--- Start Records shown ---
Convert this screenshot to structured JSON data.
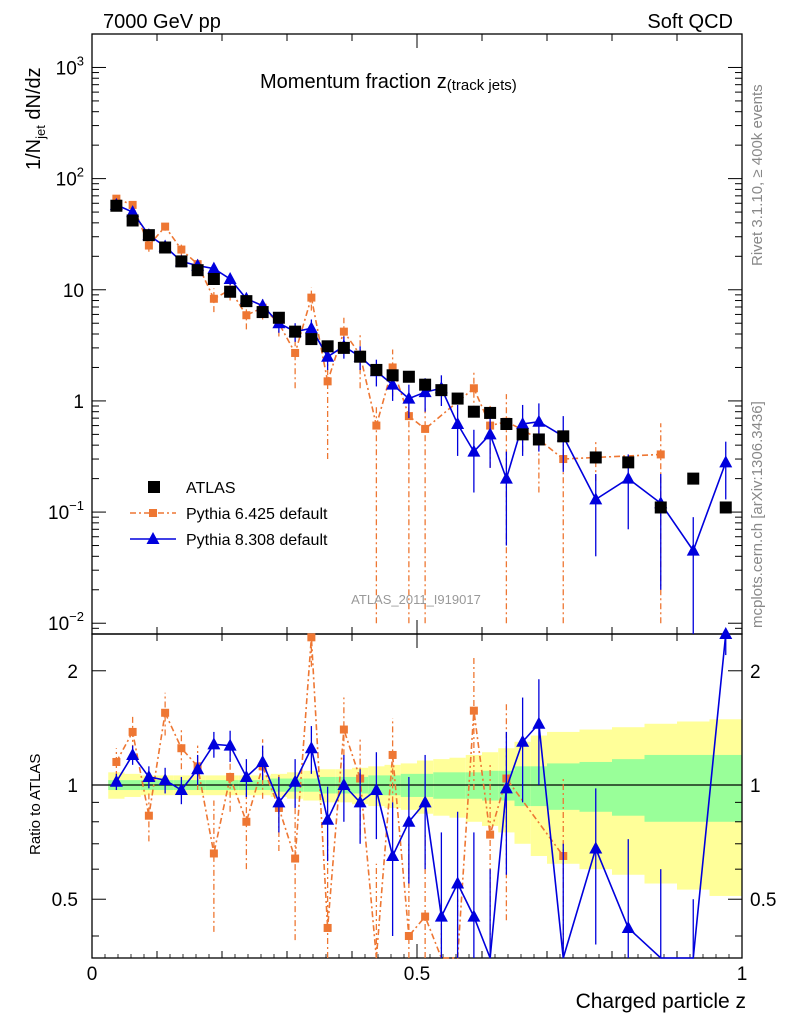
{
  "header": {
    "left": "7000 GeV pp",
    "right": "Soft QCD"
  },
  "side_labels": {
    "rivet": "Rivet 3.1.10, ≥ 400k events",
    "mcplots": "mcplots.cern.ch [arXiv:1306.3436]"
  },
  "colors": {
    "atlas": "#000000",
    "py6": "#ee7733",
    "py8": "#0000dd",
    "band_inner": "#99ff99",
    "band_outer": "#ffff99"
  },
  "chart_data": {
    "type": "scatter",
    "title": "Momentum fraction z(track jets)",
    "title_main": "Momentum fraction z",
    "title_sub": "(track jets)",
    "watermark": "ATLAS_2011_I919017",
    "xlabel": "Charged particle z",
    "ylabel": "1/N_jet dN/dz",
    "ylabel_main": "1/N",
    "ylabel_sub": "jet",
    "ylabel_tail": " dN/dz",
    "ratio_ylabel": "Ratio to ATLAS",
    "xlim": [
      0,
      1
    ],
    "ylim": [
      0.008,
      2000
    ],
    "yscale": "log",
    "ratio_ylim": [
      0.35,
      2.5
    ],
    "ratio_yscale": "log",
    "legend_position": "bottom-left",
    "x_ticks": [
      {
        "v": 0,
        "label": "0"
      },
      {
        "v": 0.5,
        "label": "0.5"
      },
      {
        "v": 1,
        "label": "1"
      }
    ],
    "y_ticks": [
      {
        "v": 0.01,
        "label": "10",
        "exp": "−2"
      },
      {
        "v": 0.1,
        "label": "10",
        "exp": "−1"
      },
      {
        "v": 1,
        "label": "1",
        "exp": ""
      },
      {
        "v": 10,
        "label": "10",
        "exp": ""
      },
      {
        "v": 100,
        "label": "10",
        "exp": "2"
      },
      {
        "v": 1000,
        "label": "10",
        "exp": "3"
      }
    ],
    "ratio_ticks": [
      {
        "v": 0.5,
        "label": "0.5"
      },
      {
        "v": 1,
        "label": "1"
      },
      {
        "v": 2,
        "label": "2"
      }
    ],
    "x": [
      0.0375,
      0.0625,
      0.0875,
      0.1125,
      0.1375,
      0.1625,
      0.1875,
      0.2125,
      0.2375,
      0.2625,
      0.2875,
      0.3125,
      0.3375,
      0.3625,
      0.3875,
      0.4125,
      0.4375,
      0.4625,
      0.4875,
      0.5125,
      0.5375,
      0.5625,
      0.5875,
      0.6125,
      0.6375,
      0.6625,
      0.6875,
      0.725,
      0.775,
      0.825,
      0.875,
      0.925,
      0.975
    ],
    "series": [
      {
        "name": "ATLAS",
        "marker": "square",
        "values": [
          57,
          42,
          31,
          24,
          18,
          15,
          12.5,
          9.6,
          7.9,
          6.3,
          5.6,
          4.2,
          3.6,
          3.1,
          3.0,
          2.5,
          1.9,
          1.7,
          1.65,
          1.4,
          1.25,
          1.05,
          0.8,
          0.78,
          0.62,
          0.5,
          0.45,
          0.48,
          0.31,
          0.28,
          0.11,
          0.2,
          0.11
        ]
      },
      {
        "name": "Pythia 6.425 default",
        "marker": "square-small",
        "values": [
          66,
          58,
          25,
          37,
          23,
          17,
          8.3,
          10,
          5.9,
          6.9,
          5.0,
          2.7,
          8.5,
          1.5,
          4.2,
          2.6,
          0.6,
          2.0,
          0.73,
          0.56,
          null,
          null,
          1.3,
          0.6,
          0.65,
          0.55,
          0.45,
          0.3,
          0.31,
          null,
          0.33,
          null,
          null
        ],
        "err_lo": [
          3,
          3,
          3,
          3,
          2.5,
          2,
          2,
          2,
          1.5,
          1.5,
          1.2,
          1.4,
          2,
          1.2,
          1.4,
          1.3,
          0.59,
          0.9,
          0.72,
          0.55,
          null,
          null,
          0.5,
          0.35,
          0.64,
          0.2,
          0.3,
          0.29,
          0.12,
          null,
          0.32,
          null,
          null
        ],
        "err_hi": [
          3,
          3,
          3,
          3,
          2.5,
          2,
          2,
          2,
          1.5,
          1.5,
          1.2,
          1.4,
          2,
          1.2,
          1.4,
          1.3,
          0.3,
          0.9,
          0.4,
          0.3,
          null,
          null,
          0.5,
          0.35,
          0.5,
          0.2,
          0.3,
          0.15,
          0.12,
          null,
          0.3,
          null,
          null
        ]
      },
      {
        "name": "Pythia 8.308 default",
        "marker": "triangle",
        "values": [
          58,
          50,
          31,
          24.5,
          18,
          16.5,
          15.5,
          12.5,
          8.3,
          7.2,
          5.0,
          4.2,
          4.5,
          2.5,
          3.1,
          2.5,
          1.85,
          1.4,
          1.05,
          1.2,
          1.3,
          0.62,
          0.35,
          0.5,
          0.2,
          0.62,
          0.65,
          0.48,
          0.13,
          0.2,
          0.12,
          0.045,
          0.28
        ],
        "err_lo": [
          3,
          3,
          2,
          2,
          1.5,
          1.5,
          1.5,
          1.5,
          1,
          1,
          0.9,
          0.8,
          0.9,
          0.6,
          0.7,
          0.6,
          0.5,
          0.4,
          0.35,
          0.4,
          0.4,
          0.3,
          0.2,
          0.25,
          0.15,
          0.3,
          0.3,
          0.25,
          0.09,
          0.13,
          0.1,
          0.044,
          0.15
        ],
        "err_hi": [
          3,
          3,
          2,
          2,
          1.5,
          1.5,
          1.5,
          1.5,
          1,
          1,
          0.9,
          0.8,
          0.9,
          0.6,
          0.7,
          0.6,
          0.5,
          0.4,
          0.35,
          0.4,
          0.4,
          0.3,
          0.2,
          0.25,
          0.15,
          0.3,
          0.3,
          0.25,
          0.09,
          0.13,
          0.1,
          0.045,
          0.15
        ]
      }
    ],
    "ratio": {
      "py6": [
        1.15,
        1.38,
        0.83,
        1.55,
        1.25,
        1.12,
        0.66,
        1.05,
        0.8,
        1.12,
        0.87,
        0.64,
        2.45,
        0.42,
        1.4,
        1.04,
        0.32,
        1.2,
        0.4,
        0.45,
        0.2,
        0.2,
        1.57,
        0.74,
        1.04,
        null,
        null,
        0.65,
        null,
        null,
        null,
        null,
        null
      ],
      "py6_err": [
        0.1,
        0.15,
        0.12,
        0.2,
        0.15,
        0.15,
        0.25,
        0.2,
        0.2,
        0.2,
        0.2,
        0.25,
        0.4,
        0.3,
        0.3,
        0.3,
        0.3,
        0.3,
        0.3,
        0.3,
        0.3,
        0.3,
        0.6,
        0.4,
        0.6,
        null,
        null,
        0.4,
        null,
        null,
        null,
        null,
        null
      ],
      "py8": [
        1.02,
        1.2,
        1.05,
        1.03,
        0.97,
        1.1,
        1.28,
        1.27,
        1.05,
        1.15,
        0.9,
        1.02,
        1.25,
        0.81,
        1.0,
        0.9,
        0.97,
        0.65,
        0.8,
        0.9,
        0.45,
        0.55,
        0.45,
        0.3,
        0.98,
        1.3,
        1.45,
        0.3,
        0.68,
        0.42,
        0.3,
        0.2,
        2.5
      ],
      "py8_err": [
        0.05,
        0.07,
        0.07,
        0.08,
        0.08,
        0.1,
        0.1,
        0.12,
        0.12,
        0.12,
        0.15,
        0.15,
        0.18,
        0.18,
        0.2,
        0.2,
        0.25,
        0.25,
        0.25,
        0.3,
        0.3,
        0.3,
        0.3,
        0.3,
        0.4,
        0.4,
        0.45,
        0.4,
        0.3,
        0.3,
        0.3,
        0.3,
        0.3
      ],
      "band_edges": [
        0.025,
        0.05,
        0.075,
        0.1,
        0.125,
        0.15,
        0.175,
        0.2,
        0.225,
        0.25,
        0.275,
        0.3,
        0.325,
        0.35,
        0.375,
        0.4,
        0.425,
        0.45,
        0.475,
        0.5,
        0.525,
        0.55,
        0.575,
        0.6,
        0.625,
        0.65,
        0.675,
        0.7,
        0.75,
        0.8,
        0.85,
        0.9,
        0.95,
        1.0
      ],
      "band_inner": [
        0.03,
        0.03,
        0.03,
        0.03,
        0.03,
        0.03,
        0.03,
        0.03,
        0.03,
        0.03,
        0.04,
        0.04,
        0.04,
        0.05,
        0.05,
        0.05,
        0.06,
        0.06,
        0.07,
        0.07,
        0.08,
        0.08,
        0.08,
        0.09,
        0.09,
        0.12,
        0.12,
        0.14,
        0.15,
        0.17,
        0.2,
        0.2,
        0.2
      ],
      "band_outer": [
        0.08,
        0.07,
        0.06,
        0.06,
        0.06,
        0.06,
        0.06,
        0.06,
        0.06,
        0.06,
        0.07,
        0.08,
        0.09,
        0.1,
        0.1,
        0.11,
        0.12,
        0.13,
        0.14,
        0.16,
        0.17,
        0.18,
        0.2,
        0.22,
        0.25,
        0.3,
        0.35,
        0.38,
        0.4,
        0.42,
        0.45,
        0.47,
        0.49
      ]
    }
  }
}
--- End Records shown ---
--- Start Records shown ---
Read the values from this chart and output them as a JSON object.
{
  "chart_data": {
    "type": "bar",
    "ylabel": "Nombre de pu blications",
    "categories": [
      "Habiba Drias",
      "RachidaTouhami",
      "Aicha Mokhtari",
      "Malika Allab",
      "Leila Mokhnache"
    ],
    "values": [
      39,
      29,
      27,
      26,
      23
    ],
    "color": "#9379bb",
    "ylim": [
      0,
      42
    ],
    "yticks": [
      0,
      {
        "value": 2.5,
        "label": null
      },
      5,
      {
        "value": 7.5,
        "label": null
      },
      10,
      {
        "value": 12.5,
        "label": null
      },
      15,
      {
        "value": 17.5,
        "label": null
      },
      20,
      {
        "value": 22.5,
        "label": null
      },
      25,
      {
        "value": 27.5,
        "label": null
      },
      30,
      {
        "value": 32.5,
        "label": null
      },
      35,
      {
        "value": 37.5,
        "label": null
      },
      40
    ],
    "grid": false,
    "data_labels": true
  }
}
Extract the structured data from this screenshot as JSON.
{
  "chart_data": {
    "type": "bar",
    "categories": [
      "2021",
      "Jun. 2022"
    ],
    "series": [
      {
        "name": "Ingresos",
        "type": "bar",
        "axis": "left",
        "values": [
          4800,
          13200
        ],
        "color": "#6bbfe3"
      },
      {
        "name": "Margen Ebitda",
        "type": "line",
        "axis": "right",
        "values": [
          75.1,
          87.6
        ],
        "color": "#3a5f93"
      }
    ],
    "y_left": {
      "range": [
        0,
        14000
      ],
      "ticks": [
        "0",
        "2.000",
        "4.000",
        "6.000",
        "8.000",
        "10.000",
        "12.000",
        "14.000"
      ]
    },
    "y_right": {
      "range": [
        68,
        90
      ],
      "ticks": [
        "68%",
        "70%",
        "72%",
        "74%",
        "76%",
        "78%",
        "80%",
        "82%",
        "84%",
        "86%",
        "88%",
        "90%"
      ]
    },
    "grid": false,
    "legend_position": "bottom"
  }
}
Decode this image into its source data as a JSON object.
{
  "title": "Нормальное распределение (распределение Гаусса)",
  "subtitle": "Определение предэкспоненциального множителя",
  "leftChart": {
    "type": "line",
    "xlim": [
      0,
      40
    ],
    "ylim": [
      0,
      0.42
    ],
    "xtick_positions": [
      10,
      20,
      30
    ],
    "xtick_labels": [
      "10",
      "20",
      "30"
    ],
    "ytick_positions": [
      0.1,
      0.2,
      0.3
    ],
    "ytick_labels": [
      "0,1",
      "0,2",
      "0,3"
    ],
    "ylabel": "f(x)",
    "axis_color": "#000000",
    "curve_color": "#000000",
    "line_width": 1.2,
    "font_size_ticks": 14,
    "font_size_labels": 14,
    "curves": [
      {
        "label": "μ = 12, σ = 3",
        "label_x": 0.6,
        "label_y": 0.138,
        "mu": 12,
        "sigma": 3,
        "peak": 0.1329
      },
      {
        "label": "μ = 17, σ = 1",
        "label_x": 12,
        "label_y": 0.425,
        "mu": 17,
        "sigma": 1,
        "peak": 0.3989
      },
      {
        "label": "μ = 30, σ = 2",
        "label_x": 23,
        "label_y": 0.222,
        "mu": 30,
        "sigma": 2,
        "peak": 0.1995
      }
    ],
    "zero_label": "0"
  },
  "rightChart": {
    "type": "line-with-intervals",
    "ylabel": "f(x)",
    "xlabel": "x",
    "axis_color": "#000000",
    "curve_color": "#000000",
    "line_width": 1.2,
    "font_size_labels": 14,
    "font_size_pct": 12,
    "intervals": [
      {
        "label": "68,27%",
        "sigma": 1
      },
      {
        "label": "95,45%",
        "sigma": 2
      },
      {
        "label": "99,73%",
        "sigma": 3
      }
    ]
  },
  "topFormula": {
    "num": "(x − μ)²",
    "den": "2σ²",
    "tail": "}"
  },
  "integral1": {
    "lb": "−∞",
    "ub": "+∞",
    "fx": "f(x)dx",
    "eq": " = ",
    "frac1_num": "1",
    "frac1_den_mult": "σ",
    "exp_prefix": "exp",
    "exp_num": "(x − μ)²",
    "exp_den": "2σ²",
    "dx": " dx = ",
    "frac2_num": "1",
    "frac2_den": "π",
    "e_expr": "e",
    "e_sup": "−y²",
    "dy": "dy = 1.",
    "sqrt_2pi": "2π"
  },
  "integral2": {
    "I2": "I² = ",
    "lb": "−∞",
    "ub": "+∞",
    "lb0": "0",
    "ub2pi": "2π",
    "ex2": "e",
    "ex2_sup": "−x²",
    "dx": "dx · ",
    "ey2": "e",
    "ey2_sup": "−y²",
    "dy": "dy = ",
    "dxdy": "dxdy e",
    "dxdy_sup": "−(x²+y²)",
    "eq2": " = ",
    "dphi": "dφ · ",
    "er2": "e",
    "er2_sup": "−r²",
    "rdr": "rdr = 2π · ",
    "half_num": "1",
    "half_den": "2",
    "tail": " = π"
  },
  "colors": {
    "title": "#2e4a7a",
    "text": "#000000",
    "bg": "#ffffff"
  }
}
--- End Records shown ---
--- Start Records shown ---
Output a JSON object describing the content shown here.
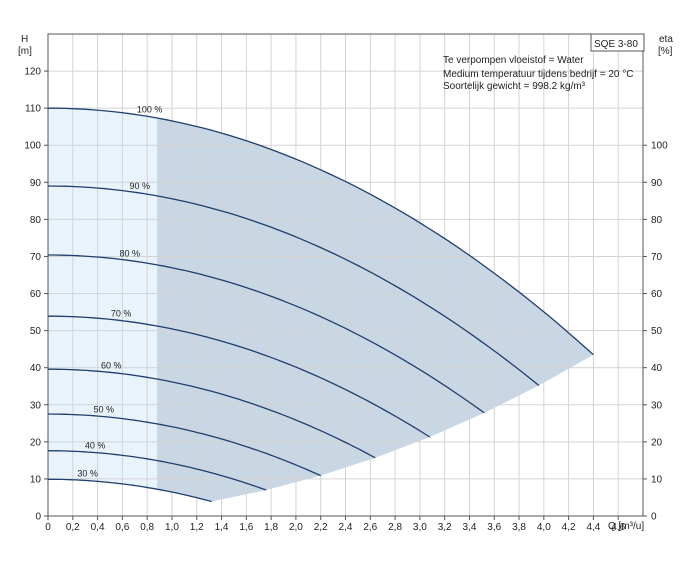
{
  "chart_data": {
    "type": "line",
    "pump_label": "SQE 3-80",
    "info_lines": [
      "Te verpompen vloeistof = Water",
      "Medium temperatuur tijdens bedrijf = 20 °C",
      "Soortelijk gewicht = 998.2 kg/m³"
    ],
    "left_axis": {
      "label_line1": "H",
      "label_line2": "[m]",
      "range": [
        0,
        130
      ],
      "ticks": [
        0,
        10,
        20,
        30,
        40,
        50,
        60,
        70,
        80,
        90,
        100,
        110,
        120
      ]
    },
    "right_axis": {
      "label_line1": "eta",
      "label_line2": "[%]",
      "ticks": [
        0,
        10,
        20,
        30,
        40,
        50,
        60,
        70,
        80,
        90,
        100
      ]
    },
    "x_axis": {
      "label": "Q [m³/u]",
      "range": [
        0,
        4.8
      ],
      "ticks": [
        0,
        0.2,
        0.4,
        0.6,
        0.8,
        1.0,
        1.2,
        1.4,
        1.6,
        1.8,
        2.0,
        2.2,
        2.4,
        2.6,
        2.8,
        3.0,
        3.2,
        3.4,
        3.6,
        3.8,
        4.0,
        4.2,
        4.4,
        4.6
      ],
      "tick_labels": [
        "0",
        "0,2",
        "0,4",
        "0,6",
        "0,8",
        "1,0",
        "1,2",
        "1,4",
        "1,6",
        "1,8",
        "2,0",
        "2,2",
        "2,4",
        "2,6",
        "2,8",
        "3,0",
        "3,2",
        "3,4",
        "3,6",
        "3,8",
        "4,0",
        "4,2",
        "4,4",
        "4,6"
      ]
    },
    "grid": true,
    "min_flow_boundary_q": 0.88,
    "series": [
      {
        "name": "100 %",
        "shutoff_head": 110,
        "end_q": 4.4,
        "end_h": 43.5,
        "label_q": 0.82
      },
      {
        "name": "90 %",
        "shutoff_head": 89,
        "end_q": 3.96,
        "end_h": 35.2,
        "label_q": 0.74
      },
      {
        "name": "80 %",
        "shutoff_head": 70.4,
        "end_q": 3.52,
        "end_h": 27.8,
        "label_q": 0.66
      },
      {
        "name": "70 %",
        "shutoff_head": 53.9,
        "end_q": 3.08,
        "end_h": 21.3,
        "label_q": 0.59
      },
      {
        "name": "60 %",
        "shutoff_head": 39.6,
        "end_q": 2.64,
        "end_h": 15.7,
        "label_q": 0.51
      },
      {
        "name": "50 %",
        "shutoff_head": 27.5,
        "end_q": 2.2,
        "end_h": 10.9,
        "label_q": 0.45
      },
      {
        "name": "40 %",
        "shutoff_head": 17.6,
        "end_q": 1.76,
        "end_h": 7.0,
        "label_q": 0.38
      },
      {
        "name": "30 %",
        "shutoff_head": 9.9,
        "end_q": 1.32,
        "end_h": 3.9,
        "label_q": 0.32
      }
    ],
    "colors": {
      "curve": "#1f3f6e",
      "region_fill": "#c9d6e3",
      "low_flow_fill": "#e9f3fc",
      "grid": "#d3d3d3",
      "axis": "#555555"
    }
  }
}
--- End Records shown ---
### Objective
Above are the records; copy every line in them that holds the word "type".

### Response below
    "type": "scatter",
    "type": "bar",
    "type": "bar",
        "type": "bar",
        "type": "line",
    "type": "line",
    "type": "line-with-intervals",
    "type": "line",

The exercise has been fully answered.